OBJECTIVE
Please copy all the lines that follow, word for word.

(Stored records)
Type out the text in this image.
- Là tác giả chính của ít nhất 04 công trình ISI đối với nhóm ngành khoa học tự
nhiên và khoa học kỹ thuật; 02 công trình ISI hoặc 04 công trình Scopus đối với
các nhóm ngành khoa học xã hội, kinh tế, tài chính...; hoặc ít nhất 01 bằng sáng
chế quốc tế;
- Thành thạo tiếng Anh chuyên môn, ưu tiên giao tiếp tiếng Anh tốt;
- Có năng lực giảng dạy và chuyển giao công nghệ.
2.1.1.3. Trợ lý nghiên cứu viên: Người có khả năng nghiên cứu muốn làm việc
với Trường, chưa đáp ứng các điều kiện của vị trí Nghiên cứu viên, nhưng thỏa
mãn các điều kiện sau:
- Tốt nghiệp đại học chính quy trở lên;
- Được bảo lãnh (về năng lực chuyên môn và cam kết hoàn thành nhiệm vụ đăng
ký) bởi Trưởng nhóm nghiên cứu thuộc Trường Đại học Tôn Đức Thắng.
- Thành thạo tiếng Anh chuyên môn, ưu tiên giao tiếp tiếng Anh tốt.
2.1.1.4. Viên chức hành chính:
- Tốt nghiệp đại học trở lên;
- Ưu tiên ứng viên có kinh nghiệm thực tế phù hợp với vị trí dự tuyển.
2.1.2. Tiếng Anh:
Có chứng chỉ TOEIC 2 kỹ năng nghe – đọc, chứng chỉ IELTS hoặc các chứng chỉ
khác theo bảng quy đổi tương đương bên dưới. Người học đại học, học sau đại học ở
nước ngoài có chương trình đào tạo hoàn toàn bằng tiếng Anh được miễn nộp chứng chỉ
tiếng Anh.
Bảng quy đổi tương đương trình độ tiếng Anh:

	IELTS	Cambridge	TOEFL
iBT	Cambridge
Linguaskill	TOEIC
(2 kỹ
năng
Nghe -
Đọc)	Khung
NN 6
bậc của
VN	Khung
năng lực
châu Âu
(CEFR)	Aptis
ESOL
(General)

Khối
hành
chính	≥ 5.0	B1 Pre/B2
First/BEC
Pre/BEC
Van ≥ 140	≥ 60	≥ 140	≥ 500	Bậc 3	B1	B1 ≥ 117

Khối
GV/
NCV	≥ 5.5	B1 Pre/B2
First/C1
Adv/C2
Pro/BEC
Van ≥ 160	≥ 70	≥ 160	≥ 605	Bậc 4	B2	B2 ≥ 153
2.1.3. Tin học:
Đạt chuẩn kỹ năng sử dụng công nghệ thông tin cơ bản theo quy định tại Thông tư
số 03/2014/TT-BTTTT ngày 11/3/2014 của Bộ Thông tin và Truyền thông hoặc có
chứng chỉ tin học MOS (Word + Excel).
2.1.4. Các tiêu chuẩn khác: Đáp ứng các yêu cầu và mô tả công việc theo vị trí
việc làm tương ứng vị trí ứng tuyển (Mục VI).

SOLUTION TO THE EXERCISE
Type out the text in this image.
- Là tác giả chính của ít nhất 04 công trình ISI đối với nhóm ngành khoa học tự
nhiên và khoa học kỹ thuật; 02 công trình ISI hoặc 04 công trình Scopus đối với
các nhóm ngành khoa học xã hội, kinh tế, tài chính...; hoặc ít nhất 01 bằng sáng
chế quốc tế;
- Thành thạo tiếng Anh chuyên môn, ưu tiên giao tiếp tiếng Anh tốt;
- Có năng lực giảng dạy và chuyển giao công nghệ.
2.1.1.3. Trợ lý nghiên cứu viên: Người có khả năng nghiên cứu muốn làm việc
với Trường, chưa đáp ứng các điều kiện của vị trí Nghiên cứu viên, nhưng thỏa
mãn các điều kiện sau:
- Tốt nghiệp đại học chính quy trở lên;
- Được bảo lãnh (về năng lực chuyên môn và cam kết hoàn thành nhiệm vụ đăng
ký) bởi Trưởng nhóm nghiên cứu thuộc Trường Đại học Tôn Đức Thắng.
- Thành thạo tiếng Anh chuyên môn, ưu tiên giao tiếp tiếng Anh tốt.
2.1.1.4. Viên chức hành chính:
- Tốt nghiệp đại học trở lên;
- Ưu tiên ứng viên có kinh nghiệm thực tế phù hợp với vị trí dự tuyển.
2.1.2. Tiếng Anh:
Có chứng chỉ TOEIC 2 kỹ năng nghe – đọc, chứng chỉ IELTS hoặc các chứng chỉ
khác theo bảng quy đổi tương đương bên dưới. Người học đại học, học sau đại học ở
nước ngoài có chương trình đào tạo hoàn toàn bằng tiếng Anh được miễn nộp chứng chỉ
tiếng Anh.
Bảng quy đổi tương đương trình độ tiếng Anh:

	IELTS	Cambridge	TOEFL
iBT	Cambridge
Linguaskill	TOEIC
(2 kỹ
năng
Nghe -
Đọc)	Khung
NN 6
bậc của
VN	Khung
năng lực
châu Âu
(CEFR)	Aptis
ESOL
(General)

Khối
hành
chính	≥ 5.0	B1 Pre/B2
First/BEC
Pre/BEC
Van ≥ 140	≥ 60	≥ 140	≥ 500	Bậc 3	B1	B1 ≥ 117

Khối
GV/
NCV	≥ 5.5	B1 Pre/B2
First/C1
Adv/C2
Pro/BEC
Van ≥ 160	≥ 70	≥ 160	≥ 605	Bậc 4	B2	B2 ≥ 153
2.1.3. Tin học:
Đạt chuẩn kỹ năng sử dụng công nghệ thông tin cơ bản theo quy định tại Thông tư
số 03/2014/TT-BTTTT ngày 11/3/2014 của Bộ Thông tin và Truyền thông hoặc có
chứng chỉ tin học MOS (Word + Excel).
2.1.4. Các tiêu chuẩn khác: Đáp ứng các yêu cầu và mô tả công việc theo vị trí
việc làm tương ứng vị trí ứng tuyển (Mục VI).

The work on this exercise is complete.